* BEGIN *

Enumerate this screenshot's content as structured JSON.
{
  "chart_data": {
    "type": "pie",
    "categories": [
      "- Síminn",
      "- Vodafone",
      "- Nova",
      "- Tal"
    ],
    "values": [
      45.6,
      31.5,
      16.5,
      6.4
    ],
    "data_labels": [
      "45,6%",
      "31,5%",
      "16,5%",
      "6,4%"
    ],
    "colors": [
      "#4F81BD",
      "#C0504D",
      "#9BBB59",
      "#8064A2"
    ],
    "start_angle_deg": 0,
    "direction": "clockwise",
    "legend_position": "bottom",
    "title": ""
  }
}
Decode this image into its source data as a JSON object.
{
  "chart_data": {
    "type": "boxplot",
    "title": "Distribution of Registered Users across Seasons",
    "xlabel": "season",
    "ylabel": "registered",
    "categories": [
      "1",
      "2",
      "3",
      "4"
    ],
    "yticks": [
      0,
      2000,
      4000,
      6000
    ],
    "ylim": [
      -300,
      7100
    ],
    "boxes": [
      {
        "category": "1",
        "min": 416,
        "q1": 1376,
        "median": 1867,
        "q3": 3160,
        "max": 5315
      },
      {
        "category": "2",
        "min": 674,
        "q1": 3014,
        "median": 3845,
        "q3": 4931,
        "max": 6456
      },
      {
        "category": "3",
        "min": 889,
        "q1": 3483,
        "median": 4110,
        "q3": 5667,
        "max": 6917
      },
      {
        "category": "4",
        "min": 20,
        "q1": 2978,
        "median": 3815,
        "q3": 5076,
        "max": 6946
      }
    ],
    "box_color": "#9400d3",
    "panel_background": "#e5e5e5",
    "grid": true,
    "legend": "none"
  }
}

* END *

Problem to solve
From the entries above, extract every line where the word "title" appears.

Written response
    "title": ""
    "title": "Distribution of Registered Users across Seasons",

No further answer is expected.